═══ INPUT

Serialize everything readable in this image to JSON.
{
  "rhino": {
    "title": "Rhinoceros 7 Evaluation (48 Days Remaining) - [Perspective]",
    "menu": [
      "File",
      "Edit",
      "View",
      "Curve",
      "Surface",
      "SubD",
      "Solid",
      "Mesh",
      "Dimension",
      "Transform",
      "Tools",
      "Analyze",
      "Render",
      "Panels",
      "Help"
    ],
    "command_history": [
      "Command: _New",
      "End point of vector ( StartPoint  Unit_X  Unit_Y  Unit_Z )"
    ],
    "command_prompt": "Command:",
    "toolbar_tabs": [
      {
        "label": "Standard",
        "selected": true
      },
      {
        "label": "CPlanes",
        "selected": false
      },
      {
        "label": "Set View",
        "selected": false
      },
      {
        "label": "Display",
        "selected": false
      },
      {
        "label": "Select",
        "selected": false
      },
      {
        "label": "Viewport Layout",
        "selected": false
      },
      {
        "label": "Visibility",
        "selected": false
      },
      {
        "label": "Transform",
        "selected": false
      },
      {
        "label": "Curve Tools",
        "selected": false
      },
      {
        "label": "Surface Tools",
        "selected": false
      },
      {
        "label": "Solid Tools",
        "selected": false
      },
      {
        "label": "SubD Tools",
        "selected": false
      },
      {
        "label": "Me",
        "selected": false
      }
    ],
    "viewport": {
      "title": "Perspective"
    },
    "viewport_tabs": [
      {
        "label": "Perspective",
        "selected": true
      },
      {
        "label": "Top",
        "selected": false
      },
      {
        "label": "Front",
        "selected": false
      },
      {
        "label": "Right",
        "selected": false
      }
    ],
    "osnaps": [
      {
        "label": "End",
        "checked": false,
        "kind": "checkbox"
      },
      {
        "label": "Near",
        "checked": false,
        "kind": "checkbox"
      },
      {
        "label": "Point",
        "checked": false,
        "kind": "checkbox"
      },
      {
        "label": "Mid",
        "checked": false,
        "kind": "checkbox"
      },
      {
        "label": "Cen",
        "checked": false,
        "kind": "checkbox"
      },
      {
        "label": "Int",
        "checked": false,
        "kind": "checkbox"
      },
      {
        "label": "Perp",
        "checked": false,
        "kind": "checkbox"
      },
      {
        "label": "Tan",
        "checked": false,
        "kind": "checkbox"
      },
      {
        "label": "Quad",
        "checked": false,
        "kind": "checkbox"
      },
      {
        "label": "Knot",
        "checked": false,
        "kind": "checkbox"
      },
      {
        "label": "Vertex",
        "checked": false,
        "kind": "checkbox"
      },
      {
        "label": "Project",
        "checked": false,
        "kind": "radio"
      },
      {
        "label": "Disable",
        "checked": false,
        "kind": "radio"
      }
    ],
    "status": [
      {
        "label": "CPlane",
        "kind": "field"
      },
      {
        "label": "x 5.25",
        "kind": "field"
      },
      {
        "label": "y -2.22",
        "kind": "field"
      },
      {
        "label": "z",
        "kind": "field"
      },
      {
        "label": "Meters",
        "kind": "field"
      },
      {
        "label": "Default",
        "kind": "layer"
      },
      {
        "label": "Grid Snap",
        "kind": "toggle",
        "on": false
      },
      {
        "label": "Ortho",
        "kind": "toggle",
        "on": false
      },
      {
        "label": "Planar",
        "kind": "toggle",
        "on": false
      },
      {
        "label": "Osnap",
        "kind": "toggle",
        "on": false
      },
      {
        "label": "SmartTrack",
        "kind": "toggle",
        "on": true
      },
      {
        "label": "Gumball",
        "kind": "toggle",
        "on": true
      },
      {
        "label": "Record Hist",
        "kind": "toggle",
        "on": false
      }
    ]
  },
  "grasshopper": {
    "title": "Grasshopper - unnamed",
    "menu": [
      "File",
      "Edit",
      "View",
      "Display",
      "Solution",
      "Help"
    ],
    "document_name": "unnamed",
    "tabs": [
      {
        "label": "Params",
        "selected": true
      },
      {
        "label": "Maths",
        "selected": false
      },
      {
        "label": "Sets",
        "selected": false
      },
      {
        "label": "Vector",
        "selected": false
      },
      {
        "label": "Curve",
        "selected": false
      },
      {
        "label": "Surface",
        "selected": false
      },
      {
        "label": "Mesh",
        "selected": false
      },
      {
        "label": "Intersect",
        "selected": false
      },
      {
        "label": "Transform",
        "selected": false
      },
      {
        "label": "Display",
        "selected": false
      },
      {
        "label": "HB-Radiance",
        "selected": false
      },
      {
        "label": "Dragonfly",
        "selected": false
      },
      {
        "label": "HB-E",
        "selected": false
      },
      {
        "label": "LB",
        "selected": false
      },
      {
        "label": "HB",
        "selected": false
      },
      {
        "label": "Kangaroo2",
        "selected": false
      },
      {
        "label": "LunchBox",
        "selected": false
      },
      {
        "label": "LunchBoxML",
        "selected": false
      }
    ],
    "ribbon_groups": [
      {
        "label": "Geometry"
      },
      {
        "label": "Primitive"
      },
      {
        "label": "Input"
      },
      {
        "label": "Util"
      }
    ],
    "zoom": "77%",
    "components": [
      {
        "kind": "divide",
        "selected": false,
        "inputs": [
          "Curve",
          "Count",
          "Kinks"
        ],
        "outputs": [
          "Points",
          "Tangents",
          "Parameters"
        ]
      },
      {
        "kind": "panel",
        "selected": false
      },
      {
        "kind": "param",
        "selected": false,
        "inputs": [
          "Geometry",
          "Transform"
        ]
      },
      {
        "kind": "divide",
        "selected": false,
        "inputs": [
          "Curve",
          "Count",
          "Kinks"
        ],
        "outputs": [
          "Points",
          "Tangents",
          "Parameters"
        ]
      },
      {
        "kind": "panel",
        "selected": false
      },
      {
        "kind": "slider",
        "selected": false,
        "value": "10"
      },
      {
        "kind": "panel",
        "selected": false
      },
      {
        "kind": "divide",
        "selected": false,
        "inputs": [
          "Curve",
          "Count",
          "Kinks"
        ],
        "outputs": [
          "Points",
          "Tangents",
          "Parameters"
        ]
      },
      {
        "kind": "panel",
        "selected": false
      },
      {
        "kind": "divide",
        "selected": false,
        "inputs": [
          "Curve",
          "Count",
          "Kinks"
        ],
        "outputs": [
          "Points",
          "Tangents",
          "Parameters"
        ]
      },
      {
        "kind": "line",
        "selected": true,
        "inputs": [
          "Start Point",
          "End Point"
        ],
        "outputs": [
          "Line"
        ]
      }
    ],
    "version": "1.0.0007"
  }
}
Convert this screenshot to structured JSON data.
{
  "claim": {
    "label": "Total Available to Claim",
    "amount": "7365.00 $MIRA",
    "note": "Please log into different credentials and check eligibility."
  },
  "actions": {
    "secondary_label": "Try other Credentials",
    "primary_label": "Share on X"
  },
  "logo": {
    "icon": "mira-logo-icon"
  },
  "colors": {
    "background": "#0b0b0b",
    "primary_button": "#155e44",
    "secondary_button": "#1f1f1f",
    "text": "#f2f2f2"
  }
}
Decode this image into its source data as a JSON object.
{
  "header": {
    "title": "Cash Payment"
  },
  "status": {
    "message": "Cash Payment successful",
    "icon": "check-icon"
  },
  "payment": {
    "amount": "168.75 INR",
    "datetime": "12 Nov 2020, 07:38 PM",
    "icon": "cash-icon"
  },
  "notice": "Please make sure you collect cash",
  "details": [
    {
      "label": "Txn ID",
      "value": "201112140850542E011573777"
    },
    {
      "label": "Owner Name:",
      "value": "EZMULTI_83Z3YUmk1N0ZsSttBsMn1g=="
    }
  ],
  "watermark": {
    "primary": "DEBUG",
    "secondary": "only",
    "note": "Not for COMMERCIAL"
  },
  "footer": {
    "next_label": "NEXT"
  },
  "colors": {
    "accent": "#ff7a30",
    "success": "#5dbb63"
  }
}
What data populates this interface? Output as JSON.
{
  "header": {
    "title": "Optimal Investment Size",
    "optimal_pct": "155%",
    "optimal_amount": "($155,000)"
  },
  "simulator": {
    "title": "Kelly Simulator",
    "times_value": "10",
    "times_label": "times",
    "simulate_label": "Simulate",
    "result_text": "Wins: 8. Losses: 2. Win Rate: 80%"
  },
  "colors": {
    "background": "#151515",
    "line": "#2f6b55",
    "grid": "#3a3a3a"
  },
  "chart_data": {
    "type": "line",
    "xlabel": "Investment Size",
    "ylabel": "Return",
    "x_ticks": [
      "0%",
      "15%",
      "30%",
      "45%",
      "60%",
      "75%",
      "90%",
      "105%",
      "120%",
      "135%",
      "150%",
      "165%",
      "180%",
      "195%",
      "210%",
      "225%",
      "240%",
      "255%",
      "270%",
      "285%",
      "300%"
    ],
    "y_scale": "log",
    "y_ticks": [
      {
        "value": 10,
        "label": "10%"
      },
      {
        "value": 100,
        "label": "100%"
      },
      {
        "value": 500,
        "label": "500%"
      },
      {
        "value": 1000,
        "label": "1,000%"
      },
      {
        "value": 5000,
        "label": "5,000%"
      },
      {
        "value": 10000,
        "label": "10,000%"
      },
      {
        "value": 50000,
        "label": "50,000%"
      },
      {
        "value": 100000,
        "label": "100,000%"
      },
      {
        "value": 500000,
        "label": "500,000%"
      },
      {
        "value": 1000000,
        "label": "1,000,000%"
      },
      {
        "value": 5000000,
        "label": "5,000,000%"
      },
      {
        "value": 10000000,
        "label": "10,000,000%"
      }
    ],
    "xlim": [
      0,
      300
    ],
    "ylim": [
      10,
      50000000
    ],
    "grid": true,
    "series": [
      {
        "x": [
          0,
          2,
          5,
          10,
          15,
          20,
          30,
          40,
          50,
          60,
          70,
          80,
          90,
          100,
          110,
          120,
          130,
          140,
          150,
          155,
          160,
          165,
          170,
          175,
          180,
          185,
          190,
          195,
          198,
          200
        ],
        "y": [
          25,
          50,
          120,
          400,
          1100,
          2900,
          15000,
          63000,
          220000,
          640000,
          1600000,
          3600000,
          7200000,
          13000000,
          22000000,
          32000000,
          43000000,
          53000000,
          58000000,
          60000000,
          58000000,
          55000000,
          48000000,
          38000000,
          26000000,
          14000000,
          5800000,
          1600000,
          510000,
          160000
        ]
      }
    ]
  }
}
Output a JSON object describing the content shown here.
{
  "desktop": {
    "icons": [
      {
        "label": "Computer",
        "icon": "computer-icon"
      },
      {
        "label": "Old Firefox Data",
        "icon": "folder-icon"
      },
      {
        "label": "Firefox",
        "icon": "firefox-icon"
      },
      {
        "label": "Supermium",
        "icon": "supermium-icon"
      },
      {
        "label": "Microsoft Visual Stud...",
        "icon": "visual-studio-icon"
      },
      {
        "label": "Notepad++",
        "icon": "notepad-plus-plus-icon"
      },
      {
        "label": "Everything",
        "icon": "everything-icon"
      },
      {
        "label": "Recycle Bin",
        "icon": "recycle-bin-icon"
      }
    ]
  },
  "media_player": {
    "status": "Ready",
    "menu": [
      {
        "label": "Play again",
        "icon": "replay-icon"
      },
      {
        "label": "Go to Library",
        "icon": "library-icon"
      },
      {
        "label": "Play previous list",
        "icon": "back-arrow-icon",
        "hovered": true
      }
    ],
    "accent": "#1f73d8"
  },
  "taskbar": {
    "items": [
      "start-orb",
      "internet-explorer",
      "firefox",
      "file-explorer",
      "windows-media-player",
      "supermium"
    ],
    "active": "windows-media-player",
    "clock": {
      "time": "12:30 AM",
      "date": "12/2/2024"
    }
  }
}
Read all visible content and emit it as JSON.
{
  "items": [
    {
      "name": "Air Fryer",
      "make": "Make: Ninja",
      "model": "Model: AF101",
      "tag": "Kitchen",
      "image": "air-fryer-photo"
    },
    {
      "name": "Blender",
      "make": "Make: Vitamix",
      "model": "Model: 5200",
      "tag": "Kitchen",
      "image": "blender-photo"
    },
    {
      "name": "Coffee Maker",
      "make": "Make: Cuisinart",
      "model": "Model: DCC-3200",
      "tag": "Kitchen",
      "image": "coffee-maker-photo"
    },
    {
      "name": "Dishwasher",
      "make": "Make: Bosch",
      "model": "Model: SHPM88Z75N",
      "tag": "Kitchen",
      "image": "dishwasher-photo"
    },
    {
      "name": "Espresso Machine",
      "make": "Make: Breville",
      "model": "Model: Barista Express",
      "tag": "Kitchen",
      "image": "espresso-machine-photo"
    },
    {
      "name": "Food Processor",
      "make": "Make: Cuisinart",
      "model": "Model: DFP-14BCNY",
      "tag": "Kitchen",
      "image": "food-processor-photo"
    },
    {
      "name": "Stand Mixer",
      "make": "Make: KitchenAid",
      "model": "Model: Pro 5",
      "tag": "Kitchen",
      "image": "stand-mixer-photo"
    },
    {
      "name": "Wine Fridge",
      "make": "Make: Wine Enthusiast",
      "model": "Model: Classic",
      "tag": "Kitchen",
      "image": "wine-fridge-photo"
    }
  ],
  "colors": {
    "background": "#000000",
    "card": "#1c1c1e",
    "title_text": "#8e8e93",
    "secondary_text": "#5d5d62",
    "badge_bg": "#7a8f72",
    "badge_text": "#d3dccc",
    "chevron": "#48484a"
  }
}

══════

- WRITTEN INSTRUCTION -
From the data, pick out every line that includes "unnamed".

- SOLUTION FOR THIS PROBLEM -
    "title": "Grasshopper - unnamed",
    "document_name": "unnamed",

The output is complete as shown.